(Data excerpts)
——————

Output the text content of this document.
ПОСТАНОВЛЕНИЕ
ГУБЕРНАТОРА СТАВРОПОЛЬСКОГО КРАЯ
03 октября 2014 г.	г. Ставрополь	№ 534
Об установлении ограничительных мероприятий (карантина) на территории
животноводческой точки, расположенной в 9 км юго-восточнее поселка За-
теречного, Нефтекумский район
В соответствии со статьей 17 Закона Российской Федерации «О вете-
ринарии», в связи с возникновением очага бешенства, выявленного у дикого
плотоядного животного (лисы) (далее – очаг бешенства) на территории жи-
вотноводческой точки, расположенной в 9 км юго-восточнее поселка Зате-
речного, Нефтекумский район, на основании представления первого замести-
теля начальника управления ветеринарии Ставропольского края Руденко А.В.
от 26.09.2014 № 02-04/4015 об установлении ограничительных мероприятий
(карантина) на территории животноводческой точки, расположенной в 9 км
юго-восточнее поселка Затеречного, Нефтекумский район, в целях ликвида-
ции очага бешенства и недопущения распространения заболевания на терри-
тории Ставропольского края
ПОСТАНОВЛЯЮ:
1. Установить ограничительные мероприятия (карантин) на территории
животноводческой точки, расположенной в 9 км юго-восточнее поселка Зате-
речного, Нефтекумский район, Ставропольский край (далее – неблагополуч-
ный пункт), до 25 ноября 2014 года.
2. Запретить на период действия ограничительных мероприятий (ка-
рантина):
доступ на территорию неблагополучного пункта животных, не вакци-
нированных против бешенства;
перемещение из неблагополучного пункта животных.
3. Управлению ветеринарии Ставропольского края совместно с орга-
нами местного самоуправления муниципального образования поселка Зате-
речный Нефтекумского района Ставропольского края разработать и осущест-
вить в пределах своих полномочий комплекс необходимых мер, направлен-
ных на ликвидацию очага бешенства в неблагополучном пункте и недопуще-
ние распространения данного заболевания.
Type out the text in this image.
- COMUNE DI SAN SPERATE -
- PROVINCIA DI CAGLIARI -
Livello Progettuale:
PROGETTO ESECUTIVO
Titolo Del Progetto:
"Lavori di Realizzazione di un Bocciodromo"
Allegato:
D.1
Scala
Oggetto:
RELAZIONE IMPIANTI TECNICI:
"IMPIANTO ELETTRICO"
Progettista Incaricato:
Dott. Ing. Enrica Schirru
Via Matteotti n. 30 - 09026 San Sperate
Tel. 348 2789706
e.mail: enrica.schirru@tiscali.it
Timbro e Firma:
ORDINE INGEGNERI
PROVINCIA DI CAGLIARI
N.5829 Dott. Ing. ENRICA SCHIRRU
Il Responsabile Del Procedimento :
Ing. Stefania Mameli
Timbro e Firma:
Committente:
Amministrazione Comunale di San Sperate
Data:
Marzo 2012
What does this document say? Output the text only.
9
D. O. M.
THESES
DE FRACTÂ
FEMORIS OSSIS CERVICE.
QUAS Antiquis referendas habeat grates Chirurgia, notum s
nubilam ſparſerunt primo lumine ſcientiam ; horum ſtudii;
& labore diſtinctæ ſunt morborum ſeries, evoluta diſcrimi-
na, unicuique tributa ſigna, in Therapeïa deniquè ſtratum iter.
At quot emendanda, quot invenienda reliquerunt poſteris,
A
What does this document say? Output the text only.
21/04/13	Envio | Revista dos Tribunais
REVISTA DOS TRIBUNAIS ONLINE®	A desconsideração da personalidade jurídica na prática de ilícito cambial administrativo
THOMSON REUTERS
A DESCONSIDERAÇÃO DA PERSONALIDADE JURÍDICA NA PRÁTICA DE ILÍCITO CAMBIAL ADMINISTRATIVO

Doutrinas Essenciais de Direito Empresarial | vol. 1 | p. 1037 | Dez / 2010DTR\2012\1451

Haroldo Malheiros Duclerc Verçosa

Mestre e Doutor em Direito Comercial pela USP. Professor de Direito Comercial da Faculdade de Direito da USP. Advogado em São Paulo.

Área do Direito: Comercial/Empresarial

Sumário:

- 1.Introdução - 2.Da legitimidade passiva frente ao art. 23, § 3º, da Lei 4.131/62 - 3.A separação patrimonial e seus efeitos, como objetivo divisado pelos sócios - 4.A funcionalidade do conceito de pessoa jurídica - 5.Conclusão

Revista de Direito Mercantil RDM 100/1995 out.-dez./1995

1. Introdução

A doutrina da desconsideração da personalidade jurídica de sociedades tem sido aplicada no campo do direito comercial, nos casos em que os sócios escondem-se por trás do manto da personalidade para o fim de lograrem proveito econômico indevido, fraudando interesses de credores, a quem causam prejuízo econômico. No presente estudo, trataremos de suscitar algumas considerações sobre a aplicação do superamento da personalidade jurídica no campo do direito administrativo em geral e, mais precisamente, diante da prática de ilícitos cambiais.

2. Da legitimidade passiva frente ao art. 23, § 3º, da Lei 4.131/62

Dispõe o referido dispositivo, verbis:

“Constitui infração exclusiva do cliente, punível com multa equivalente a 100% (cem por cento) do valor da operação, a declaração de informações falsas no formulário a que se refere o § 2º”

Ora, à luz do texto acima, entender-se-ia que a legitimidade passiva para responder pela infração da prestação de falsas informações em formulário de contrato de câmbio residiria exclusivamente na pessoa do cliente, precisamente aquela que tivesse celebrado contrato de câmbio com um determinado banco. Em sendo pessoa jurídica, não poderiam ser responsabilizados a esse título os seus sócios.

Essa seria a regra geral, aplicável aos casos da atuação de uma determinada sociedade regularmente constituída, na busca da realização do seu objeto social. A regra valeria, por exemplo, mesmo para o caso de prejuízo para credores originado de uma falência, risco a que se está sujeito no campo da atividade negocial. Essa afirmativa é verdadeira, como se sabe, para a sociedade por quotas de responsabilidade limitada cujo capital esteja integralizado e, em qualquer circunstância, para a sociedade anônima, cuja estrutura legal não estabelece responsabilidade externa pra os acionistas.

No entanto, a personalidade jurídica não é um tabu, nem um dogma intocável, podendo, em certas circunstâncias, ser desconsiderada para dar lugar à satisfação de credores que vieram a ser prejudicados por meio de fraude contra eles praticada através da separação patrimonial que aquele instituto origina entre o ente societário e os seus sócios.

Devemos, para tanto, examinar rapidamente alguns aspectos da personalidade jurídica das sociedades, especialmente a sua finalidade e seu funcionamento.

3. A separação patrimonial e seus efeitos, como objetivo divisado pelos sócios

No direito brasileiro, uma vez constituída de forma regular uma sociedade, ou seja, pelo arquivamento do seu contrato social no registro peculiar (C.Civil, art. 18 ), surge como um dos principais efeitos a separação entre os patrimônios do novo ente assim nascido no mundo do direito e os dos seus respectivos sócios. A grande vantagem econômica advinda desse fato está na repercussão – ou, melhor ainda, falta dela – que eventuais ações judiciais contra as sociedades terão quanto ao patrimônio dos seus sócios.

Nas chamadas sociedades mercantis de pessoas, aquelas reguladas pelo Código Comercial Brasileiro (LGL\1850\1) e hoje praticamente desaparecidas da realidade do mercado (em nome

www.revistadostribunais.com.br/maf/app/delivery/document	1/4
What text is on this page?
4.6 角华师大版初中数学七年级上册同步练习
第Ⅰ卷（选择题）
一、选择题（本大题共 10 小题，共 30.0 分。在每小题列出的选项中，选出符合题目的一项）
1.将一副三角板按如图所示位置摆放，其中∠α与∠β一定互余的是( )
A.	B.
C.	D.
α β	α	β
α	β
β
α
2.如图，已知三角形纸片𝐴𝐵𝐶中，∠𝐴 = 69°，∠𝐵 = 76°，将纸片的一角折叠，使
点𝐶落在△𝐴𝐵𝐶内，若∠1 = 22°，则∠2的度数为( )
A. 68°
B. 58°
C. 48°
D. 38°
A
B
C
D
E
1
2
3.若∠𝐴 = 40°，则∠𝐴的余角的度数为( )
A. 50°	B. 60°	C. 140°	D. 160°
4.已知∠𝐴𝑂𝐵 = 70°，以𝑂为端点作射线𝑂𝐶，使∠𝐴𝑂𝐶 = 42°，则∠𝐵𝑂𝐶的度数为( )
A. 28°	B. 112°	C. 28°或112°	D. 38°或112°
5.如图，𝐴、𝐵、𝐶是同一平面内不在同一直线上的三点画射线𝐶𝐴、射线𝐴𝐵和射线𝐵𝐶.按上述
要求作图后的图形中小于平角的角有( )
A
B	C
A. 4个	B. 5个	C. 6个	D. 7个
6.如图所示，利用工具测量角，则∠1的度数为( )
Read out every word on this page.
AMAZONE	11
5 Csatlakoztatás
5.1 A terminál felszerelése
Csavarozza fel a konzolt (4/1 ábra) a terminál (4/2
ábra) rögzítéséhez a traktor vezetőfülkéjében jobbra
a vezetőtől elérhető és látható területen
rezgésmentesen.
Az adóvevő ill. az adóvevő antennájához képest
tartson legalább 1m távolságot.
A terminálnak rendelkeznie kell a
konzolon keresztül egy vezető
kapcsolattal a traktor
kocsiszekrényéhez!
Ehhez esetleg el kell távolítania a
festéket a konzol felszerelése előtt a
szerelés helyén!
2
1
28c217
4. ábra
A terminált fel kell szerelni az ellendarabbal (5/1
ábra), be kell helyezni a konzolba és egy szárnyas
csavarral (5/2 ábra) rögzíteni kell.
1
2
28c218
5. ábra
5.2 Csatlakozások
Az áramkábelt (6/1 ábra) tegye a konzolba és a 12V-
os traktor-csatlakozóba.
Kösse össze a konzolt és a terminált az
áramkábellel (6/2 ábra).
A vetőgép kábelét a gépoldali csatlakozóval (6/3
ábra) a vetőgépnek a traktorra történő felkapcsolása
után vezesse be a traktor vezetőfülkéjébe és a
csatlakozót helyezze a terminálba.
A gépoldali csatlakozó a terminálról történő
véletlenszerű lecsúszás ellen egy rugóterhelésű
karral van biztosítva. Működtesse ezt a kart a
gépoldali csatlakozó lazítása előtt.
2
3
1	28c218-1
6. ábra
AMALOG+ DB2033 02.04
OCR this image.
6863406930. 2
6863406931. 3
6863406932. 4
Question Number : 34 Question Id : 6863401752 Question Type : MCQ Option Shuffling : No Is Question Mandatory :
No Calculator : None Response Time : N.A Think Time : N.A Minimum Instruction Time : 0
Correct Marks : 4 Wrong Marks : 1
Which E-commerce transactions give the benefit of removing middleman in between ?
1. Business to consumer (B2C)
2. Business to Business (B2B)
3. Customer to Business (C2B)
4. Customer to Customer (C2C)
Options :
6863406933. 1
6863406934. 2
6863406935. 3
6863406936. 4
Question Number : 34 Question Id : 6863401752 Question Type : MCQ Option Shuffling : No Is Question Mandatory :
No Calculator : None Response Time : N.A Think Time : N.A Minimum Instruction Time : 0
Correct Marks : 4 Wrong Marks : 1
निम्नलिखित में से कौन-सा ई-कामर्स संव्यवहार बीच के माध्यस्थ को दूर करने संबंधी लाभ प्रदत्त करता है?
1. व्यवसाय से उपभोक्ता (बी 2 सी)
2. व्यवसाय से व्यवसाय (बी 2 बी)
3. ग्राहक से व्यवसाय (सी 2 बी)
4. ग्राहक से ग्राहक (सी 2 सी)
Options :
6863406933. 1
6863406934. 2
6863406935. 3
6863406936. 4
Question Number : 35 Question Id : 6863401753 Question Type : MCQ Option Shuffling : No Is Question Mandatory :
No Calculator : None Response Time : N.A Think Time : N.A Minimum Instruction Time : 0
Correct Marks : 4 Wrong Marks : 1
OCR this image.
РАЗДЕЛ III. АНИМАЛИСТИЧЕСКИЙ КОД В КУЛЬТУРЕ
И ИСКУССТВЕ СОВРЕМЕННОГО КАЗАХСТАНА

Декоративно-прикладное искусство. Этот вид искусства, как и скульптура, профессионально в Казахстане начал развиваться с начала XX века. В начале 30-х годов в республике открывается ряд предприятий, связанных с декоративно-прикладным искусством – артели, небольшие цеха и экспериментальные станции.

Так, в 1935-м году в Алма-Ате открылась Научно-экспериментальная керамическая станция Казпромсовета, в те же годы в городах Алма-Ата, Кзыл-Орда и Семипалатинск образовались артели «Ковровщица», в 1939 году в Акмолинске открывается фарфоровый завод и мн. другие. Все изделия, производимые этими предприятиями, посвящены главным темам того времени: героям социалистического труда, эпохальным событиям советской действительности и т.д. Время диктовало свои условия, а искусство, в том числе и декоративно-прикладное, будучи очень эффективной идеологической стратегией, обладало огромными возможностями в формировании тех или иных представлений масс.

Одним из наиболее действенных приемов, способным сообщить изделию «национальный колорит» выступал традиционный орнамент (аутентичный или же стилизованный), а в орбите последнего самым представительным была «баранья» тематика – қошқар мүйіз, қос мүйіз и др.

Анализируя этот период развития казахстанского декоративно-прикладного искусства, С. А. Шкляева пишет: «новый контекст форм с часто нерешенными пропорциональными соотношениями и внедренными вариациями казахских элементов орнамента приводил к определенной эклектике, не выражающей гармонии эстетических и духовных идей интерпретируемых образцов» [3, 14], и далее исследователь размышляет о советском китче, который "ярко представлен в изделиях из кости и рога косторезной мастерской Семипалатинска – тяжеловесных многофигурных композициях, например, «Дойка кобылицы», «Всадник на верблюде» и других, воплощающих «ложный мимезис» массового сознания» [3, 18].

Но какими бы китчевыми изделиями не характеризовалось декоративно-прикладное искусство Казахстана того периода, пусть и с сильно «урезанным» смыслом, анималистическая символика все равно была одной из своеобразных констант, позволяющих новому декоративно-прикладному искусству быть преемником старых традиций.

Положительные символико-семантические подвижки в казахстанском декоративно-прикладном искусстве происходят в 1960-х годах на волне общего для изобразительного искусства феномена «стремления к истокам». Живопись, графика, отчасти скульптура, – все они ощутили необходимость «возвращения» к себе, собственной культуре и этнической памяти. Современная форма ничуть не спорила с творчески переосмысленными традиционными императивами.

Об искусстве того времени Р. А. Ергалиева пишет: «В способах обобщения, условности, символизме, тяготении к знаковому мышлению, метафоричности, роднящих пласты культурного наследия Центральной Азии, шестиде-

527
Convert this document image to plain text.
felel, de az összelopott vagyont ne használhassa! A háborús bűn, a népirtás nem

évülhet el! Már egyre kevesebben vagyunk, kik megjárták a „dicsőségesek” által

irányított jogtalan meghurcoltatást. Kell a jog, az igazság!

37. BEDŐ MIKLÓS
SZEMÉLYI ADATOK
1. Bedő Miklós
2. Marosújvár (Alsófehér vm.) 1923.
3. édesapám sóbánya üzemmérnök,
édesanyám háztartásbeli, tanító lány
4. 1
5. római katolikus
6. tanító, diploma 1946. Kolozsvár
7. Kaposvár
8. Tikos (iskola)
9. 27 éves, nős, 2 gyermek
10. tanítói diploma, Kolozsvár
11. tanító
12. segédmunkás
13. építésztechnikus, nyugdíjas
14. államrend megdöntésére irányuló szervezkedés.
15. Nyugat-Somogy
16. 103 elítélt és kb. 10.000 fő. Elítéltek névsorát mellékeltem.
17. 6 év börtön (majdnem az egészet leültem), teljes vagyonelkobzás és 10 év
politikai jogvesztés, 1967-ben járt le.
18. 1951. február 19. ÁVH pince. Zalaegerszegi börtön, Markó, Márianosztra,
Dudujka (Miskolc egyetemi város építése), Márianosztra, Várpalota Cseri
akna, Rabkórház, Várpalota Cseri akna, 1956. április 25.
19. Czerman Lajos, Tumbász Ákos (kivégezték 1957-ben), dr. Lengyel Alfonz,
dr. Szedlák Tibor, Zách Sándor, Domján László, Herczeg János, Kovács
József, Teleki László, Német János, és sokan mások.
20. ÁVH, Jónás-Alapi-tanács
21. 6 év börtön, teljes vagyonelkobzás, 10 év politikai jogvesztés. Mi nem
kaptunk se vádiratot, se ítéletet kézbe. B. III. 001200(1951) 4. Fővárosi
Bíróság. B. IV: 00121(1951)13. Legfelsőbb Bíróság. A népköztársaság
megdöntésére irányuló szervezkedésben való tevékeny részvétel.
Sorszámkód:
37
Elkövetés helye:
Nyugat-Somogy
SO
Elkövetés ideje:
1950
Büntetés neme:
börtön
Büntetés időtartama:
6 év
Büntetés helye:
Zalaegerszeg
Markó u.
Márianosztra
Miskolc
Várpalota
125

——————

### CHALLENGE
Show each line of the listing that holds the string "politikai".

### OUTPUT
politikai jogvesztés, 1967-ben járt le.
21. 6 év börtön, teljes vagyonelkobzás, 10 év politikai jogvesztés. Mi nem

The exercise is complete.